Task statement —
Identify each line below containing the string "Populous" and copy it.

Input material —
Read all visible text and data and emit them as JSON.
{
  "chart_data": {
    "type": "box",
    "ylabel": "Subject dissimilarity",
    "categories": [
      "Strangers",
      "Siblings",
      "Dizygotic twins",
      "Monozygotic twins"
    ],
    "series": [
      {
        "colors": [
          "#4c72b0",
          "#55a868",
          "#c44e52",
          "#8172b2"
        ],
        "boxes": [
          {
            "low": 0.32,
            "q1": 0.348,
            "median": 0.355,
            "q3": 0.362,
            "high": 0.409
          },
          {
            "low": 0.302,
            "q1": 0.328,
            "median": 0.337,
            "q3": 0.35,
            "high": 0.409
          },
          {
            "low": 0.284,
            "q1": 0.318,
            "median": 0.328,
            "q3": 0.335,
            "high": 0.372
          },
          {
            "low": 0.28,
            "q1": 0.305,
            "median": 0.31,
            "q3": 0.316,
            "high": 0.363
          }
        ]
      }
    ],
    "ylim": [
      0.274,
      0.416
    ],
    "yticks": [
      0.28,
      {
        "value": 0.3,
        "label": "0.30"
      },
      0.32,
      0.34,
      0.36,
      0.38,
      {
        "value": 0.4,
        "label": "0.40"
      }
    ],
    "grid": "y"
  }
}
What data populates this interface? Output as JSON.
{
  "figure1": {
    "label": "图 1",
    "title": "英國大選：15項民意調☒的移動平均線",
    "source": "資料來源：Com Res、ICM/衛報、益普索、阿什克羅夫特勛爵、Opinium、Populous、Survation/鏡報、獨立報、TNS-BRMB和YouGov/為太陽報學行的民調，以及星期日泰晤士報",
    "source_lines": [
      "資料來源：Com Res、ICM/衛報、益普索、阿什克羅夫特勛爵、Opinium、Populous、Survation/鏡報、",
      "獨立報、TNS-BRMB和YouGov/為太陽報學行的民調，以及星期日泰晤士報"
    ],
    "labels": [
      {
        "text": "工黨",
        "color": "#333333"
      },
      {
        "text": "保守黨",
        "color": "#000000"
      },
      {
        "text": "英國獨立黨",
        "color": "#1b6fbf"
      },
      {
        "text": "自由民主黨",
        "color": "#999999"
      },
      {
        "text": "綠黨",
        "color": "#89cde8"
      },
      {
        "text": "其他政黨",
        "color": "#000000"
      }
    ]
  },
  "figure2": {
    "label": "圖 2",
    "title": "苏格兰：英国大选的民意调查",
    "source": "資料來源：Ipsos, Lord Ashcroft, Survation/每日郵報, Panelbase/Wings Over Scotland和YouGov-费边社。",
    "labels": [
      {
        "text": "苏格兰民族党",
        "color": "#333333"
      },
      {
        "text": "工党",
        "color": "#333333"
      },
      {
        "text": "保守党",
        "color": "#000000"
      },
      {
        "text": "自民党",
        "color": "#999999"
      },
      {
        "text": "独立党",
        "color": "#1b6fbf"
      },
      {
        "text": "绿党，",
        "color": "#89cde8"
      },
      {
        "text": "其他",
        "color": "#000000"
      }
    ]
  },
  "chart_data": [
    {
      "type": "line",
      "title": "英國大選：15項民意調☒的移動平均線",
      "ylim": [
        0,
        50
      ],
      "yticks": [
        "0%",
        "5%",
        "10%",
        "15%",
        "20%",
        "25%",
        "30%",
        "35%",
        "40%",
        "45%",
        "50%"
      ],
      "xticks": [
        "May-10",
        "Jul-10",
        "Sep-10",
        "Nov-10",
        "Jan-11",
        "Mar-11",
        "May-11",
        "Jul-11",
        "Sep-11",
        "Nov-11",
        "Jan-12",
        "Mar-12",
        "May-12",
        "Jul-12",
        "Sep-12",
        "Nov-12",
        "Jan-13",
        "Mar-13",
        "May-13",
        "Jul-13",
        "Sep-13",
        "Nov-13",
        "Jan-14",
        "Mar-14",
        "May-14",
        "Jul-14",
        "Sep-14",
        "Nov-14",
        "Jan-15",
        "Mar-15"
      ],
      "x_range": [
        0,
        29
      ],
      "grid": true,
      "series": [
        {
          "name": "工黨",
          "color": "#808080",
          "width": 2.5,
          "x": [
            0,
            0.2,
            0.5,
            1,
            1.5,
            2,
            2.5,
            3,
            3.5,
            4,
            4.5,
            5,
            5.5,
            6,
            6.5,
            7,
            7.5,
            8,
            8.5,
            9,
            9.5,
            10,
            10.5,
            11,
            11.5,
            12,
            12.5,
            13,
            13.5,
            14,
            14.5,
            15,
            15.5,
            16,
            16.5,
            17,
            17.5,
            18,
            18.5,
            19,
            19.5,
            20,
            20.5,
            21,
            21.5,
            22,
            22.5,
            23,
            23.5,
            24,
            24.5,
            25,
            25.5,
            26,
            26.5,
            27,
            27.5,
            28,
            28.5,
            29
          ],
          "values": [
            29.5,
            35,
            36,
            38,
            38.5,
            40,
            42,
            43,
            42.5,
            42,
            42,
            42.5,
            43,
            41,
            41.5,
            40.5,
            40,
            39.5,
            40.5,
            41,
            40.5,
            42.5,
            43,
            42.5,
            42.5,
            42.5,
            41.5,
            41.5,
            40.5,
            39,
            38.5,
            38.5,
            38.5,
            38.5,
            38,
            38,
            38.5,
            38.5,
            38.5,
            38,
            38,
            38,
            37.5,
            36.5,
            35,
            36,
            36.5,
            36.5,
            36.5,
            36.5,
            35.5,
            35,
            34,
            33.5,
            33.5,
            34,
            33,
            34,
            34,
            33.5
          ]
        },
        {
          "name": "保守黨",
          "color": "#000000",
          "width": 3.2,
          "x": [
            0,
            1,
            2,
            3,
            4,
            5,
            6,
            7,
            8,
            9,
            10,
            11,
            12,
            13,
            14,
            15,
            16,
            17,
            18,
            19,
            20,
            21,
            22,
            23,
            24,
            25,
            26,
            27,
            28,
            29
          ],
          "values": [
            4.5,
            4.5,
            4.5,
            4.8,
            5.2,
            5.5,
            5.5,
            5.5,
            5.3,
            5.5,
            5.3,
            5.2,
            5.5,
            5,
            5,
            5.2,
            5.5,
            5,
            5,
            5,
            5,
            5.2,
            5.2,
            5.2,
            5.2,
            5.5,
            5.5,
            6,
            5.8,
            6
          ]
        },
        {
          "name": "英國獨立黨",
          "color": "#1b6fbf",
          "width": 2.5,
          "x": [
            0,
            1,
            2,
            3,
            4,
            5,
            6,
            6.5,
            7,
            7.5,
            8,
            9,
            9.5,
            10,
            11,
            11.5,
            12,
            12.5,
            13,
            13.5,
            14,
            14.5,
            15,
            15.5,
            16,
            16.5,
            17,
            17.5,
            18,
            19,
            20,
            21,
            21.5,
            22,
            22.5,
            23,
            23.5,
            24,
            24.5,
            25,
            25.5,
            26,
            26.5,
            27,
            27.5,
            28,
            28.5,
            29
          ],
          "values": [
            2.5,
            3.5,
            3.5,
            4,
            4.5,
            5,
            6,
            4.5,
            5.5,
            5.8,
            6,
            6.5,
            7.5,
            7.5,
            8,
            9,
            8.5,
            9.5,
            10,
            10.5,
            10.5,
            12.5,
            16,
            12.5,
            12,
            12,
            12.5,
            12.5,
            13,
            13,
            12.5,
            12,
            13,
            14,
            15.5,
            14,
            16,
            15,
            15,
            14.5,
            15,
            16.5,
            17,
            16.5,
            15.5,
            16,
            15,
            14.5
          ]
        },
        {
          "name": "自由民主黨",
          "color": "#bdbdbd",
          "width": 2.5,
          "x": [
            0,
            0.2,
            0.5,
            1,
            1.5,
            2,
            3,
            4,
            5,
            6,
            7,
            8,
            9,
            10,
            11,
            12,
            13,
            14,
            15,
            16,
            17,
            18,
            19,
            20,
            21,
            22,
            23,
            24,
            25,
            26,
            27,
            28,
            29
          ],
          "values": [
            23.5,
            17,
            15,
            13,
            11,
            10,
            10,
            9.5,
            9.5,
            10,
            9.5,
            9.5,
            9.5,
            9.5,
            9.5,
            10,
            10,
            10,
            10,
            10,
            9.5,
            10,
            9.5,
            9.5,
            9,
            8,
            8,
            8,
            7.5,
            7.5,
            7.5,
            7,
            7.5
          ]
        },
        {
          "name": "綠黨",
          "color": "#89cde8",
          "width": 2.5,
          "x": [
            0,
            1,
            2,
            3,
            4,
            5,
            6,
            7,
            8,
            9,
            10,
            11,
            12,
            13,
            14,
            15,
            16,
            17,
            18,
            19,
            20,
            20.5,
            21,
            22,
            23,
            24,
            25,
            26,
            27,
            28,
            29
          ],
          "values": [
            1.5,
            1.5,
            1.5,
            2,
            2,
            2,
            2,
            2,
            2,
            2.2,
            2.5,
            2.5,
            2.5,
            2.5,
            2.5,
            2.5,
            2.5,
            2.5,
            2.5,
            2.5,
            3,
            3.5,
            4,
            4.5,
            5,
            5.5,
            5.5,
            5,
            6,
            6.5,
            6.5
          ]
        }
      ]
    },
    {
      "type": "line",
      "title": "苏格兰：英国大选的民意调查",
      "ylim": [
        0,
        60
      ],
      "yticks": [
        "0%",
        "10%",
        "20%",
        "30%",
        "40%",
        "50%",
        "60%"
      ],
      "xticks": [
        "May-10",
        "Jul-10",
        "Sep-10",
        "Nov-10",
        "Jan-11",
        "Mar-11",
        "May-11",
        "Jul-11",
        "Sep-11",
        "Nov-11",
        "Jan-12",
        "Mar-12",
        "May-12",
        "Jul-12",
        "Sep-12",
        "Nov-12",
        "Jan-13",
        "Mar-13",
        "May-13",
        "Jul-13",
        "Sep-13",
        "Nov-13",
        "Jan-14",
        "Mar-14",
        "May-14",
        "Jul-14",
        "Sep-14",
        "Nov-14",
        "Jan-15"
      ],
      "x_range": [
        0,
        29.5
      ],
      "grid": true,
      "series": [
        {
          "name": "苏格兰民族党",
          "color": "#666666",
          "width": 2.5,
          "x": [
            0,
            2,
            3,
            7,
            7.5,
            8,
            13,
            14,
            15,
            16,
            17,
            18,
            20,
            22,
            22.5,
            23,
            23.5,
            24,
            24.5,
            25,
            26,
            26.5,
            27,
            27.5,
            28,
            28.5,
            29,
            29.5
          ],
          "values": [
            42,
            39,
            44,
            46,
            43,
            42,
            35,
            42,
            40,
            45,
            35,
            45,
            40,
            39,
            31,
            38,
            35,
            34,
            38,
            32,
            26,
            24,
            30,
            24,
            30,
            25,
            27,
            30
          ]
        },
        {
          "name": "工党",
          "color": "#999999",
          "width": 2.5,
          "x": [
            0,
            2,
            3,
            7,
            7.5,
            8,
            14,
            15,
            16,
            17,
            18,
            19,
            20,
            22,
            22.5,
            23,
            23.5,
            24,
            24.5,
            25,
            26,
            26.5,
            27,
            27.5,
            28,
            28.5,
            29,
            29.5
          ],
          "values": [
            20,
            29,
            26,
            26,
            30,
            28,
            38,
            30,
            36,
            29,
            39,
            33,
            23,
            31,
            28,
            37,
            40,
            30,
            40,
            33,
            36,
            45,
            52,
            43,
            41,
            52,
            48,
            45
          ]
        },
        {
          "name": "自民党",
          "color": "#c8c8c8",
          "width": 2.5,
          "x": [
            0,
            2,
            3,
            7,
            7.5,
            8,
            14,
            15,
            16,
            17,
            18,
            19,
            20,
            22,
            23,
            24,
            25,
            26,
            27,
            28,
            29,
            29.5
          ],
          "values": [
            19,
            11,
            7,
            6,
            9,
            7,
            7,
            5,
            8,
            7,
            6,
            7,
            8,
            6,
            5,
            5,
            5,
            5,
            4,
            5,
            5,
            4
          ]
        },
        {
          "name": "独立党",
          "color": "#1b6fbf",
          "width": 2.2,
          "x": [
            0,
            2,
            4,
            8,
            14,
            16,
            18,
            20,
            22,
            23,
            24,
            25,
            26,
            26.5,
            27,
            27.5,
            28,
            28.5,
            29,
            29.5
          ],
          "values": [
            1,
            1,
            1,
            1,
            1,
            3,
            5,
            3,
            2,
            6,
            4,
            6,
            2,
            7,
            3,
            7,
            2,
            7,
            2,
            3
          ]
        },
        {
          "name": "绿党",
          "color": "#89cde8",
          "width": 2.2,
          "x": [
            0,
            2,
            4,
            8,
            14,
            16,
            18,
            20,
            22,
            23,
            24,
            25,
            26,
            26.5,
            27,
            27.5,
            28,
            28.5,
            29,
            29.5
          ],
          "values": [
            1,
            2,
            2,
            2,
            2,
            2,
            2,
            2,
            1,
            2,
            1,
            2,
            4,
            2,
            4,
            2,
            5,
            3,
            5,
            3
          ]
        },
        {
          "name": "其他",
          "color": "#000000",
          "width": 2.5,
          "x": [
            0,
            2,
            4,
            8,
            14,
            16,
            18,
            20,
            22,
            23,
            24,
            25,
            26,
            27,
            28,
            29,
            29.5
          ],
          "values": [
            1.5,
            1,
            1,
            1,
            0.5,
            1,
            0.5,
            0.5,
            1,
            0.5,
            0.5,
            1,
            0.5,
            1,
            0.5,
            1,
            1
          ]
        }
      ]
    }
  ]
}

Solution —
    "source": "資料來源：Com Res、ICM/衛報、益普索、阿什克羅夫特勛爵、Opinium、Populous、Survation/鏡報、獨立報、TNS-BRMB和YouGov/為太陽報學行的民調，以及星期日泰晤士報",
      "資料來源：Com Res、ICM/衛報、益普索、阿什克羅夫特勛爵、Opinium、Populous、Survation/鏡報、",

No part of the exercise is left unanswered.